» Collected data:
------------------------

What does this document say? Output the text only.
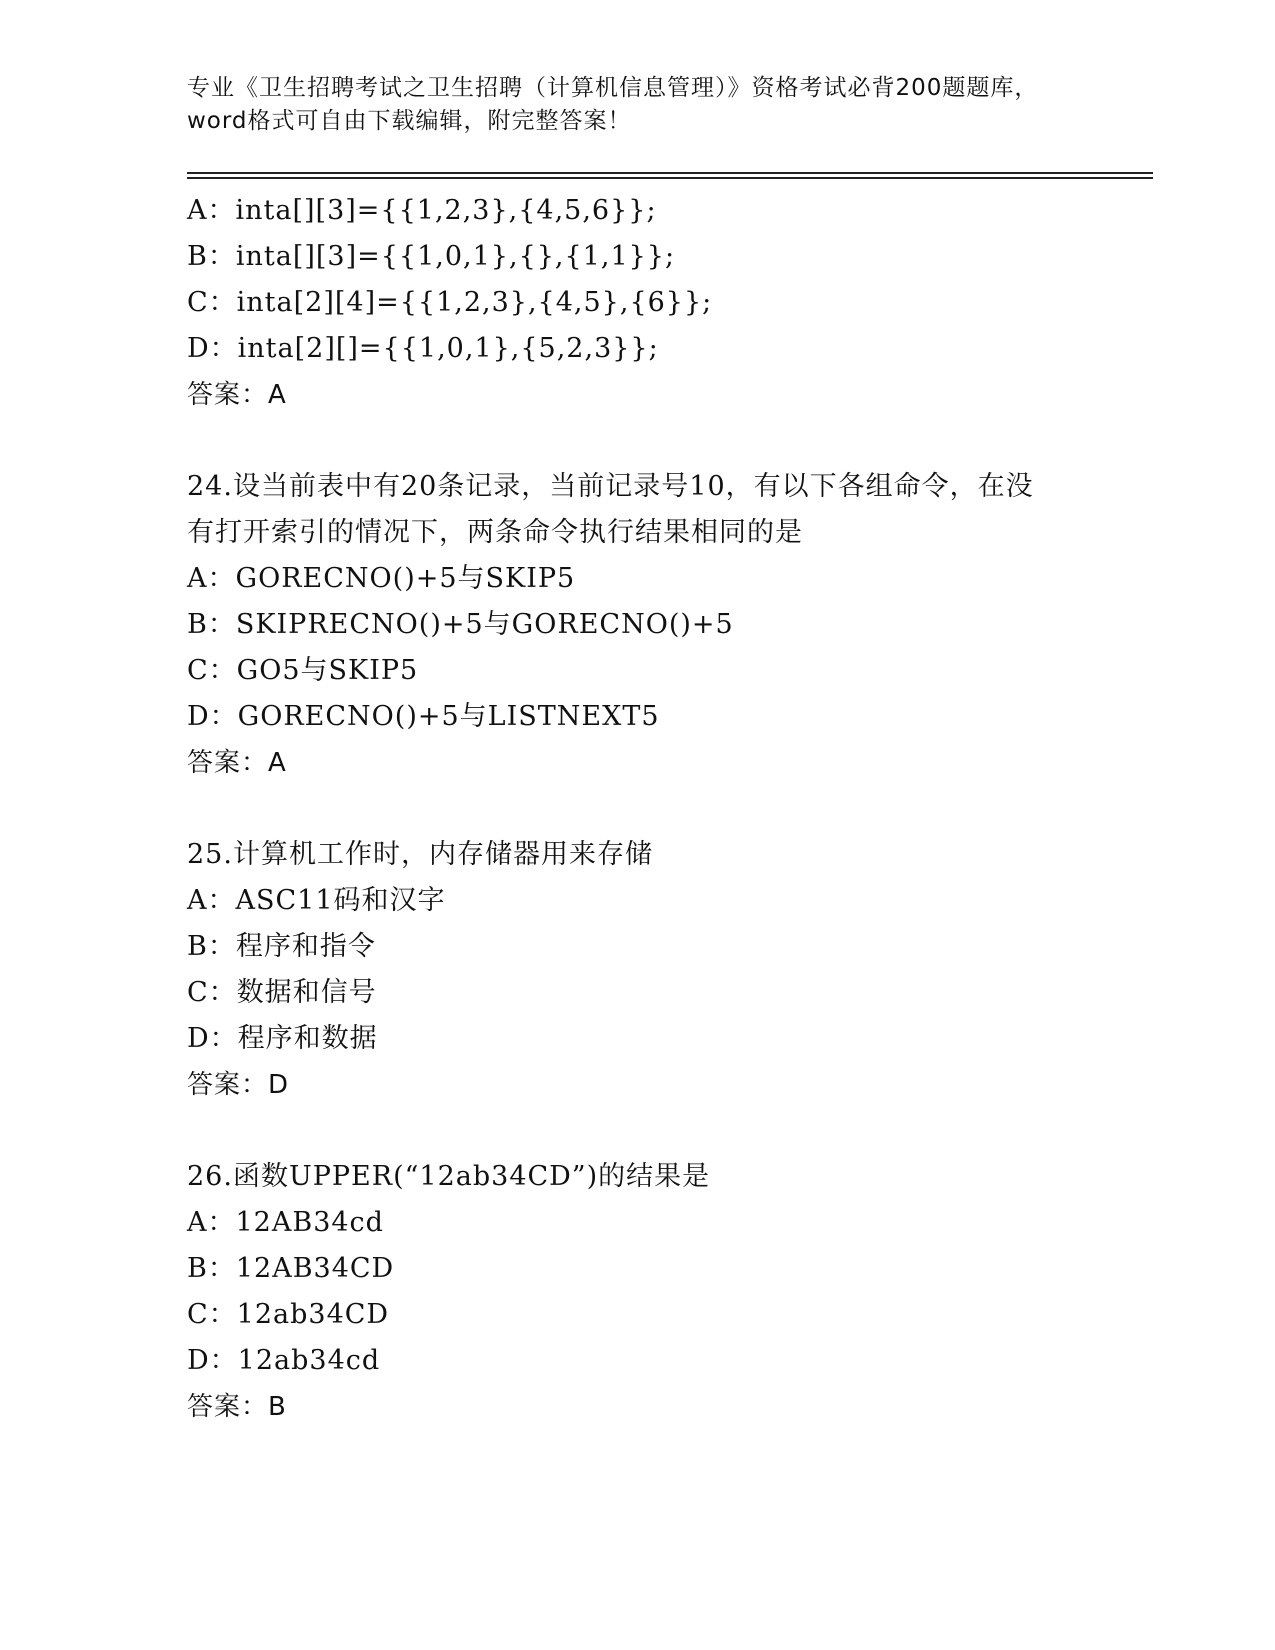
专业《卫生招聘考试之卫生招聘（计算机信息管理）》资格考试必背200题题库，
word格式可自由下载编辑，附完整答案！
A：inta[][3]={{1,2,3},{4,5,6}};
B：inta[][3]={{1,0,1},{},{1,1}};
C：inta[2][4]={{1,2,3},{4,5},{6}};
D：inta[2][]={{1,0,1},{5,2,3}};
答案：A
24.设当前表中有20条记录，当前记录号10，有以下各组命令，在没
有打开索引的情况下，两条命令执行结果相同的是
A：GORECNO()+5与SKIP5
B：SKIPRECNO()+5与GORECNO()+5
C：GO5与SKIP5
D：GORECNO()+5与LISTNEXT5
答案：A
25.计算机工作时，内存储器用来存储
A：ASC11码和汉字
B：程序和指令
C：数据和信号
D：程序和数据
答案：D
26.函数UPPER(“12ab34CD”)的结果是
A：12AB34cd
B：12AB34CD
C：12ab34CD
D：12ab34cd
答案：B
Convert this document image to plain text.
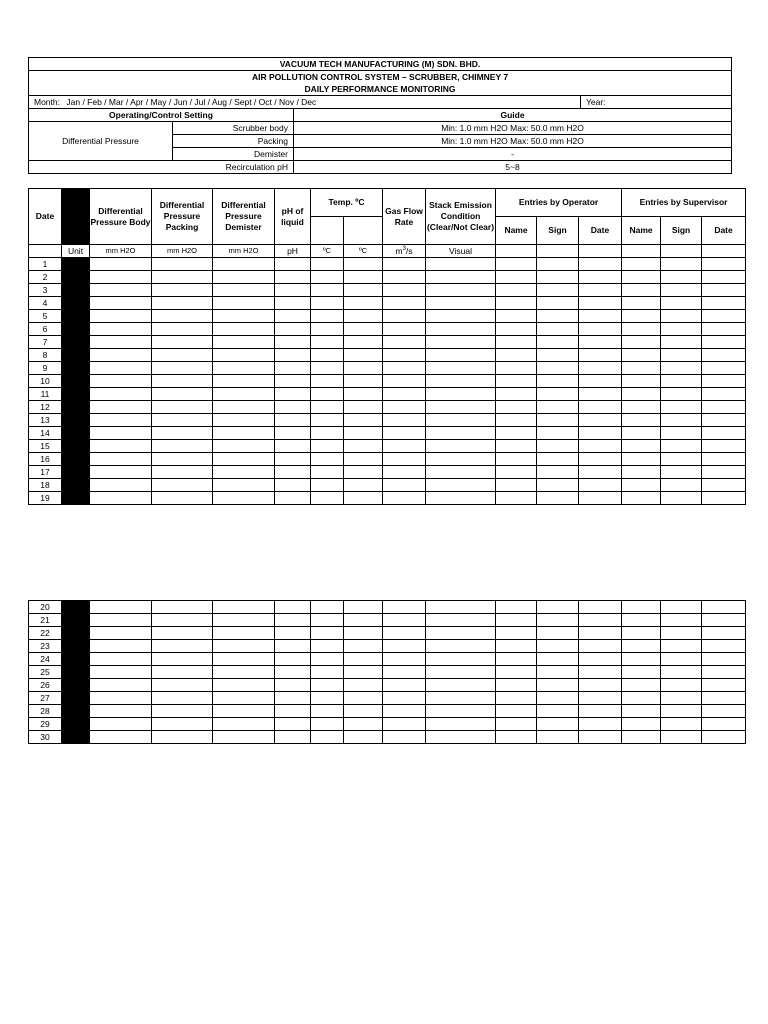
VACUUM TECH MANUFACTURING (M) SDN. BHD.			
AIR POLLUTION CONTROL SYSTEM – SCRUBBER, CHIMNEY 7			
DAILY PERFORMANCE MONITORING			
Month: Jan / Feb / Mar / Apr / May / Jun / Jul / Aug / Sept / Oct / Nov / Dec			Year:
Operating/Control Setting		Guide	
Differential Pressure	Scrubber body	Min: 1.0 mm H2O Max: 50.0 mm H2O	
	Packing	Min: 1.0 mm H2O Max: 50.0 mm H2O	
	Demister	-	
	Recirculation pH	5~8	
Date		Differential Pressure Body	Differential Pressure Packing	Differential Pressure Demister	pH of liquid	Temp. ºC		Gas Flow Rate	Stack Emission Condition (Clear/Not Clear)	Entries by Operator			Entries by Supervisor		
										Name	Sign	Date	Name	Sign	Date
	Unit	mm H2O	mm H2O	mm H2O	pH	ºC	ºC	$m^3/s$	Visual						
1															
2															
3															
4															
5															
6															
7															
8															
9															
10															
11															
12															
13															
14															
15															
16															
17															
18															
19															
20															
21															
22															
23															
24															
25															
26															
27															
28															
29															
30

------------------------

» Exercise directions: Take every line that includes the string "Pressure" and copy it.

» The answer:
Differential Pressure	Scrubber body	Min: 1.0 mm H2O Max: 50.0 mm H2O	
Date		Differential Pressure Body	Differential Pressure Packing	Differential Pressure Demister	pH of liquid	Temp. ºC		Gas Flow Rate	Stack Emission Condition (Clear/Not Clear)	Entries by Operator			Entries by Supervisor		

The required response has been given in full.